▶ EXERCISE DETAILS
Find the word "median" in the records below. List each line containing it.

▶ Excerpt from a dataset
'''
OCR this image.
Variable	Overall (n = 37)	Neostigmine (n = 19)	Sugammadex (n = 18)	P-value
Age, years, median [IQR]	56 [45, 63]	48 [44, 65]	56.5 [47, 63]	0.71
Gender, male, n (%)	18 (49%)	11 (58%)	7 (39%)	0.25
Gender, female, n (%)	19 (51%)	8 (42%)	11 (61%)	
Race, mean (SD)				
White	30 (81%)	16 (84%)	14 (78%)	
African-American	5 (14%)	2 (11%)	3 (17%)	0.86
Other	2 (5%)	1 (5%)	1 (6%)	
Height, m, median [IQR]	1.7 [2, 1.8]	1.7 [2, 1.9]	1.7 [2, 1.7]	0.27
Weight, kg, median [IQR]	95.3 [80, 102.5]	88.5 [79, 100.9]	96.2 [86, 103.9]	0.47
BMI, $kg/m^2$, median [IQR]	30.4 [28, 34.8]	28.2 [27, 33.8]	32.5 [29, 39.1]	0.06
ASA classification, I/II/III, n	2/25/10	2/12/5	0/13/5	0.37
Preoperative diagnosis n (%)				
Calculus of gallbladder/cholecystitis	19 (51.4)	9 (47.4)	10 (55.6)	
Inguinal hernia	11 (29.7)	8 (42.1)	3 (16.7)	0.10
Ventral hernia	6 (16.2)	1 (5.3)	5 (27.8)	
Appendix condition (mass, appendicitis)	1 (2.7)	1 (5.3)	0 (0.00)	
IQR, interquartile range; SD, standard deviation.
'''
▶ ANSWER FOR THE TASK
Age, years, median [IQR]	56 [45, 63]	48 [44, 65]	56.5 [47, 63]	0.71
Height, m, median [IQR]	1.7 [2, 1.8]	1.7 [2, 1.9]	1.7 [2, 1.7]	0.27
Weight, kg, median [IQR]	95.3 [80, 102.5]	88.5 [79, 100.9]	96.2 [86, 103.9]	0.47
BMI, $kg/m^2$, median [IQR]	30.4 [28, 34.8]	28.2 [27, 33.8]	32.5 [29, 39.1]	0.06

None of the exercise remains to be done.